Archivmeldung: Neue Approbationsordnung Zahnmedizin print

Tue 8. May 12 10:46

Zahnmedizin und Humanmedizin auch in Hessen künftig enger miteinander verwoben (Archivmeldung)

Frankfurt, 24.02.2005. Künftig werden Studierende in Hessen mit dem Studium der Zahn-, Mund-, und Kieferheilkunde neue Wege beschreiten. Ein Entwurf der neuen Approbationsordnung Zahnmedizin wurde jetzt vom Vorstand der Bundeszahnärztekammer verabschiedet.

Die wesentlichen Neuerungen dieser Approbationsordnung sehen vor, das Medizin-Studium und das Zahnmedizin-Studium enger miteinander zu verbinden. So wird die gesamte Ausbildung bis zum ersten Teil des Staatsexamens zusammengelegt. Auch im ersten Studienjahr werden  eine Reihe von allgemeinmedizinischen Grundlagenfächer wie u.a. Innere Medizin, Hals-Nasen-Ohrenheilkunde, Dermatologie und Allergologie gemeinsam absolviert. Erst danach beginnt dann in getrennten Studiengängen die gezielte zahnmedizinische Ausbildung der Studierenden.

**GEGEBENE DATEN**
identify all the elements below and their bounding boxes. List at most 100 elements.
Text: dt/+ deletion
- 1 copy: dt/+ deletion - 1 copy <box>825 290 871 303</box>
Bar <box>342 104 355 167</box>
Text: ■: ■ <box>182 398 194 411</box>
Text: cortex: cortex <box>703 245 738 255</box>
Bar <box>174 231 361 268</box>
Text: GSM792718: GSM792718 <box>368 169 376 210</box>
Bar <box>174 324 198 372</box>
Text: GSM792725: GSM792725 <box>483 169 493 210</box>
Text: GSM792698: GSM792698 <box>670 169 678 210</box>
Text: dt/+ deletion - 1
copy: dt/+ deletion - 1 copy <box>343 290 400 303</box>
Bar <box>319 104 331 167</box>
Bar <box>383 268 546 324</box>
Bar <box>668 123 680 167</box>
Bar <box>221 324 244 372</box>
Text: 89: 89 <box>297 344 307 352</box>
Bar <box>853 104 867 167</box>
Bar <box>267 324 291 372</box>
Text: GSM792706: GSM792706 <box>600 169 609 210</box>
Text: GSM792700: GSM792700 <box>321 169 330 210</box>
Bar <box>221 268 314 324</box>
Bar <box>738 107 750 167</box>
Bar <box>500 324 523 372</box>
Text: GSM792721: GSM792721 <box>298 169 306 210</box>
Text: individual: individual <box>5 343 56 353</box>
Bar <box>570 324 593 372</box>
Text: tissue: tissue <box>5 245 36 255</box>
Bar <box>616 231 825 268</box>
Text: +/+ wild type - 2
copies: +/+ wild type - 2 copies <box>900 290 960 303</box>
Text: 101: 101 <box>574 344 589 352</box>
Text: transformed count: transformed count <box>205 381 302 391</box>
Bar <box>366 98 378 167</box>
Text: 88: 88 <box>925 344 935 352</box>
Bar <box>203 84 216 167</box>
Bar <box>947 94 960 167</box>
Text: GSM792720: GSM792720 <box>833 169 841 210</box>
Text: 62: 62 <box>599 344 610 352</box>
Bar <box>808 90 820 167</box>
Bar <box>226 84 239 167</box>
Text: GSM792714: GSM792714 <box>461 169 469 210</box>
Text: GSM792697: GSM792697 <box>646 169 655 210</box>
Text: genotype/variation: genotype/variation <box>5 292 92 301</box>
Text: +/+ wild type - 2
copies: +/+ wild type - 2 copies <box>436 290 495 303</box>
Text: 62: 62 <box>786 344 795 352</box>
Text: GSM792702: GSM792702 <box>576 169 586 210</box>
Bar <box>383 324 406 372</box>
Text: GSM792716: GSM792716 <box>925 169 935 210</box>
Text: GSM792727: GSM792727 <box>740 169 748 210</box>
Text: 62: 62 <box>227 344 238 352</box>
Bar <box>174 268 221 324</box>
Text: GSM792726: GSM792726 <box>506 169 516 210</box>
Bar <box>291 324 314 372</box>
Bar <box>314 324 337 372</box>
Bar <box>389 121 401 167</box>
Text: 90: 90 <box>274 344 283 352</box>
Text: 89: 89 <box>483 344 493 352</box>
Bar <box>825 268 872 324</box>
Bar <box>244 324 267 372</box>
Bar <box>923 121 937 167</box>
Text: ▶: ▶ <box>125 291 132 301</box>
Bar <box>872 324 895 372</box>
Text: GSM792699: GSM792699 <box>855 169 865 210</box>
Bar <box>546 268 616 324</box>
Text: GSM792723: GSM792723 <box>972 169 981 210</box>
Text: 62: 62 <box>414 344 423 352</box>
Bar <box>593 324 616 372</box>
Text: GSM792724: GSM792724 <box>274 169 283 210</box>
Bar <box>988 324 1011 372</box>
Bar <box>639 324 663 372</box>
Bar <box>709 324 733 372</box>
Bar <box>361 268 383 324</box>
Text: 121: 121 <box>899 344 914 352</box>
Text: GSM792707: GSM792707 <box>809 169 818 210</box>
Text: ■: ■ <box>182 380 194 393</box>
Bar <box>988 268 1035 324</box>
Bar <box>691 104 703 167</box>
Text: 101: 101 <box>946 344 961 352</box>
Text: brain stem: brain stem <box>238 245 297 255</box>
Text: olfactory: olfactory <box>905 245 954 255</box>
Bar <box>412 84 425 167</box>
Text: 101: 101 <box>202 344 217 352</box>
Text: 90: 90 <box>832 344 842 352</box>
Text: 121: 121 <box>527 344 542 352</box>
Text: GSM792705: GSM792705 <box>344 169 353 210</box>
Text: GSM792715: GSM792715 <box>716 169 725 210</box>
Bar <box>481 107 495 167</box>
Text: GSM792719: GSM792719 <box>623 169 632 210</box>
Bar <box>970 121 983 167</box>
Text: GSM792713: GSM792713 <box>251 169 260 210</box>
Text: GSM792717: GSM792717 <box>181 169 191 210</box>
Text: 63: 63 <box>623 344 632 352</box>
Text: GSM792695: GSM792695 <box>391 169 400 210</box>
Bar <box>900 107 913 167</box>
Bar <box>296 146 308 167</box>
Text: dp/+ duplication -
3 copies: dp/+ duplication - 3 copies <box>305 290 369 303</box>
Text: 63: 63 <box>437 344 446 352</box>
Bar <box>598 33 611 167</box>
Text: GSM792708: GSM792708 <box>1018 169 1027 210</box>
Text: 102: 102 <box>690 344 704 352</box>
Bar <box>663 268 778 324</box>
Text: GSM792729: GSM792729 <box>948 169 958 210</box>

**AUFGABE**
Führen Sie die Meldung über die neue Approbationsordnung Zahnmedizin im Anschluss an ihren letzten Satz weiter.

**ANTWORT ZUR AUFGABE**
Mit der Novellierung der Approbationsordnung folgte die zahnmedizinische Standespolitik, die Wissenschaft und Lehre den Empfehlungen des Wissenschaftsrats, die Zahnmedizin an den deutschen Universitäten zu beleben und die Forschung und Lehre an den nationalen Hochschulstandorten erheblich zu verstärken. Die neue Approbationsordnung wird jetzt beim Bundesministerium für Gesundheit und Soziales (BMGS) vorgelegt.

Dr. Michael Frank, Präsident der Landeszahnärztekammer Hessen und Mitglied im Bundesvorstand der Bundeszahnärztekammer betont: "Mit der neuen Approbationsordnung für das Studium der Zahnheilkunde haben wir eine grundlegende Neugewichtung der Ausbildungsinhalte vorgenommen, um das wissenschaftliche Leistungsvermögen an den Hochschulen zu steigern und um den Studierenden die fachliche Weiterentwicklung für die Anforderungen an eine moderne und interdisziplinäre ausgerichtete Zahnheilkunde zu ermöglichen."